BRIEF. Look through the entries below and report how many lines hold the string "küçük". Only the number is wanted.

Dataset entries:
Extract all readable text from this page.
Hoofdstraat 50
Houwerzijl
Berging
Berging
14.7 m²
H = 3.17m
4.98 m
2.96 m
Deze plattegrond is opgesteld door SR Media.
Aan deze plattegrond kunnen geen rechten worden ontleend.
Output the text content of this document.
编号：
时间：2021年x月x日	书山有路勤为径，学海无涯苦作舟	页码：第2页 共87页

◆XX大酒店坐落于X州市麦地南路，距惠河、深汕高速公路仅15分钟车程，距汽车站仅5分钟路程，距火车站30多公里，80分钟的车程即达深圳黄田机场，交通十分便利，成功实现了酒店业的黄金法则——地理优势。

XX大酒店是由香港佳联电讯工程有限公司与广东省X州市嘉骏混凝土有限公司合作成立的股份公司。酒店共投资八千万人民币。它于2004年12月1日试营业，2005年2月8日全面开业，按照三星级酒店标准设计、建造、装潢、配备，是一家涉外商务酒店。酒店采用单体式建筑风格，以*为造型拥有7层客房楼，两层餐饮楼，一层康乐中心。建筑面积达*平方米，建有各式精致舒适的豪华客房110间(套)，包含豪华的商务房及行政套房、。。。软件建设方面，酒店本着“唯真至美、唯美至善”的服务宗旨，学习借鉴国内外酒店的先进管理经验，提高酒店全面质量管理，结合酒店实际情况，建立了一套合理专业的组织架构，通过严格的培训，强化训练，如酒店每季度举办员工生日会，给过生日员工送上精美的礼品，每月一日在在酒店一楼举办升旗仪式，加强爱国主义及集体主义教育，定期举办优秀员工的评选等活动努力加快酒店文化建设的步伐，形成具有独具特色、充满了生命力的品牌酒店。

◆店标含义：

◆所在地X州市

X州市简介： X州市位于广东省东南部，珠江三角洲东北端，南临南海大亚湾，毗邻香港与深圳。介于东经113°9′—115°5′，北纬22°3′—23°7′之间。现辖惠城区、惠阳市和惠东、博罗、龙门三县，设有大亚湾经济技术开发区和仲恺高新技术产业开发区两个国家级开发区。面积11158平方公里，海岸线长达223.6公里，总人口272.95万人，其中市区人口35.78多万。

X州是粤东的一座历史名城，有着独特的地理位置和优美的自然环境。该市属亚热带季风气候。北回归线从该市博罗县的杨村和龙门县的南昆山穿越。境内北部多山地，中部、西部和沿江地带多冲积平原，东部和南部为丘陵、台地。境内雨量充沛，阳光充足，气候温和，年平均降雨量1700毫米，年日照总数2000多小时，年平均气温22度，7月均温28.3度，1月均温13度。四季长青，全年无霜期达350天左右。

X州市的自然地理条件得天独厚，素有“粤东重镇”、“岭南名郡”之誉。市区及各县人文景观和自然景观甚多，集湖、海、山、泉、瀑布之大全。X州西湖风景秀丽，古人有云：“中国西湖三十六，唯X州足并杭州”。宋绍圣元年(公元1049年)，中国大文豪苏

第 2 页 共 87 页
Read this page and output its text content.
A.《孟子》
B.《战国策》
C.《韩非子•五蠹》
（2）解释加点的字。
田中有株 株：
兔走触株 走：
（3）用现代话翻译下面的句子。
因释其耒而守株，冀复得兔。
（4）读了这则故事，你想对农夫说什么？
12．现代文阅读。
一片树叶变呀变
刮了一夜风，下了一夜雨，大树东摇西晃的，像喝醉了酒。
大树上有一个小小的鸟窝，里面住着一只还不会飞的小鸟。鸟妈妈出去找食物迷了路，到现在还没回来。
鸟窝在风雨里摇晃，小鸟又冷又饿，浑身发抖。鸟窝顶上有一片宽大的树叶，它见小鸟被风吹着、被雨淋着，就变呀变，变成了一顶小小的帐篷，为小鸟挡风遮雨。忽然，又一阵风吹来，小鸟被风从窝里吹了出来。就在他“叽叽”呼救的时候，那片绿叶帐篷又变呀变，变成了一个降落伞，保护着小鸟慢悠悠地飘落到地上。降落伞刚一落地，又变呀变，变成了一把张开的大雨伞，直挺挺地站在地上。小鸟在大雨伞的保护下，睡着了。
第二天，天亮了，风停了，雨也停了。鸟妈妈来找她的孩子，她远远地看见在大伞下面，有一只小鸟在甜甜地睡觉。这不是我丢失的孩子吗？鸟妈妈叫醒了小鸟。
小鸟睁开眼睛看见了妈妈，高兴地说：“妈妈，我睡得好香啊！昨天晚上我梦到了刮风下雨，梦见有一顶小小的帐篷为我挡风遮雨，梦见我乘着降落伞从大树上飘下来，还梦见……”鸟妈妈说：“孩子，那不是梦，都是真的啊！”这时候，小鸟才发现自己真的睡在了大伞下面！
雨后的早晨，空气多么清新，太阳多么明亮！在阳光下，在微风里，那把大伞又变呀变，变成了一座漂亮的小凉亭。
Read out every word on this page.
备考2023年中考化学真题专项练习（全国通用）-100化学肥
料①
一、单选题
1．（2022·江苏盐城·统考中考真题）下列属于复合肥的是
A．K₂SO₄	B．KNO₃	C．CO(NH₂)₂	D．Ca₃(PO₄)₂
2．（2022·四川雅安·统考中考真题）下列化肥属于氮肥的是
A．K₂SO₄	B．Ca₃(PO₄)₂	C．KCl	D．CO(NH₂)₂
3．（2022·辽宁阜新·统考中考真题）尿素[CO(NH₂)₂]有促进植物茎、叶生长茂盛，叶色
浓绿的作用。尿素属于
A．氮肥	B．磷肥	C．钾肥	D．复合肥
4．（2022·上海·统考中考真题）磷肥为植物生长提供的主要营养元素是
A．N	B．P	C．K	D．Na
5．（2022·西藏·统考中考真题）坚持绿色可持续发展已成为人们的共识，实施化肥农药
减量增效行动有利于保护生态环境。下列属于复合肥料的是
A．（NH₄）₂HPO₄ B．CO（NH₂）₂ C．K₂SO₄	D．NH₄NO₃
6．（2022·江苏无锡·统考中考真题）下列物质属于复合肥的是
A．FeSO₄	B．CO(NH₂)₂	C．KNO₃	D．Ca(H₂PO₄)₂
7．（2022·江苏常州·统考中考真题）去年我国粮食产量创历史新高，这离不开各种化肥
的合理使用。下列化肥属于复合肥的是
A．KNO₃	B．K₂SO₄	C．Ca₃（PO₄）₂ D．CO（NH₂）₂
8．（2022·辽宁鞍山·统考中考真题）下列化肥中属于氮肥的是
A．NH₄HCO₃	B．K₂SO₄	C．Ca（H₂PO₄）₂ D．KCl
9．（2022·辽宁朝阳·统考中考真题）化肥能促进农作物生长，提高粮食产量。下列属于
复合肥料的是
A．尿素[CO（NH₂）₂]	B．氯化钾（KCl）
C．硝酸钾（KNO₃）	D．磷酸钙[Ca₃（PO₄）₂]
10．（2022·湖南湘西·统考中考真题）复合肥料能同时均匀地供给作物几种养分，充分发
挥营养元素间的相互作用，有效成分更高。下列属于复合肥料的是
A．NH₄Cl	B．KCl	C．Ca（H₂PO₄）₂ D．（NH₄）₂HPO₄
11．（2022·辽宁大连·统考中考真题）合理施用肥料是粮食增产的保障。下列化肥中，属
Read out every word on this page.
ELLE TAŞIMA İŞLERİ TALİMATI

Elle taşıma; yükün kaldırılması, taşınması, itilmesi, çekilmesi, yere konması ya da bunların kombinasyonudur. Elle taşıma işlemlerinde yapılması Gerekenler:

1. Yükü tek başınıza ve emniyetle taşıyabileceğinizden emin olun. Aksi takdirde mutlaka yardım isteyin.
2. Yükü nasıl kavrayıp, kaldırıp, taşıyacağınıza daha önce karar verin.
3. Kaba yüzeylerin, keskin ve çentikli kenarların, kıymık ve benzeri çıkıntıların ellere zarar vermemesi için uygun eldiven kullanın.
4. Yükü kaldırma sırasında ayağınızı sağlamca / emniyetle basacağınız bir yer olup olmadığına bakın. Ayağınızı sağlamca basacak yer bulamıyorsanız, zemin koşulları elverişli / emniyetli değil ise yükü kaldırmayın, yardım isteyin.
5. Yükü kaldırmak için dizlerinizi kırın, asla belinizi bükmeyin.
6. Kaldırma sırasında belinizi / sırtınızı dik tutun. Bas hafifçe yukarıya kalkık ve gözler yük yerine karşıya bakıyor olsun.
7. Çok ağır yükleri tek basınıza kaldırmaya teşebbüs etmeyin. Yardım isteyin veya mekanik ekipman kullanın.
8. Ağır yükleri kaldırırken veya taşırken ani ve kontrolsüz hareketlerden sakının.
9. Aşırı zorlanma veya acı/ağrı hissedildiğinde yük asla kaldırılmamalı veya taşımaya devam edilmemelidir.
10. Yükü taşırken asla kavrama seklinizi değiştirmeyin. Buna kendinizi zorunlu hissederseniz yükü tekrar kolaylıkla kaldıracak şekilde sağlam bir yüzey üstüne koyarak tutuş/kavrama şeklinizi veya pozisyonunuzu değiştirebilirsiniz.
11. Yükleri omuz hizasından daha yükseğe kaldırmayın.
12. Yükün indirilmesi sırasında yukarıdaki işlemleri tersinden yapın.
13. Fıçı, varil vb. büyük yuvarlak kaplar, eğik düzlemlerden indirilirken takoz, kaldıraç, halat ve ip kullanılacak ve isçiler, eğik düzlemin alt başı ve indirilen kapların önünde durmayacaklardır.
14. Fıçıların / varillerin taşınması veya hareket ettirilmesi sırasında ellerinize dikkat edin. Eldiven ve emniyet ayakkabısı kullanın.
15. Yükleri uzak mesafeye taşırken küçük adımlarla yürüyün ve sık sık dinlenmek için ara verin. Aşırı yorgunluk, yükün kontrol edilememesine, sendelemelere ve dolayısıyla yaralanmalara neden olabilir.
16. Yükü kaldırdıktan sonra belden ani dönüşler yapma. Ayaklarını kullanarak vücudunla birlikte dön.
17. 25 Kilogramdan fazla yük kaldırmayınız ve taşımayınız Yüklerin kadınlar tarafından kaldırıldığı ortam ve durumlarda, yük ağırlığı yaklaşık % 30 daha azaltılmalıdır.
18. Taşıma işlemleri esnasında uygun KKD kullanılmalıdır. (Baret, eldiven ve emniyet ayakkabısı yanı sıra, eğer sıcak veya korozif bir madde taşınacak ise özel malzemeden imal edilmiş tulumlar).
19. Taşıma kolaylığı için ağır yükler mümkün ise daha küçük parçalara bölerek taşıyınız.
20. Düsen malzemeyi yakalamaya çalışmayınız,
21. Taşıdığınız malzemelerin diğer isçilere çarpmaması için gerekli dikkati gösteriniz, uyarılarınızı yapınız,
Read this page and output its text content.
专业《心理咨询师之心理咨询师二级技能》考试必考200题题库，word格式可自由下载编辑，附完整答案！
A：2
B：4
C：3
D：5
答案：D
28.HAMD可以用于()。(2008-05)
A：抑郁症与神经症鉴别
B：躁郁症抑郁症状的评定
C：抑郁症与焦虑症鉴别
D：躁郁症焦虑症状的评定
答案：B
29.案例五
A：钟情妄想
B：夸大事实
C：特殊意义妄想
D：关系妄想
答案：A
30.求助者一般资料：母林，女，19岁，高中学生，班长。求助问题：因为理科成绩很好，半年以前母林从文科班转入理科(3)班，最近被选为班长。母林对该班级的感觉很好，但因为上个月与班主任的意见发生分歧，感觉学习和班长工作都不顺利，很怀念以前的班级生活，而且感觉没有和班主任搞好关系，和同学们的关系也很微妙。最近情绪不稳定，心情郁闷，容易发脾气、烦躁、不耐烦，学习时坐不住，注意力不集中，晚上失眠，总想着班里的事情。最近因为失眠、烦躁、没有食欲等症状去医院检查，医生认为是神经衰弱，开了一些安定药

WRITTEN ANSWER. 2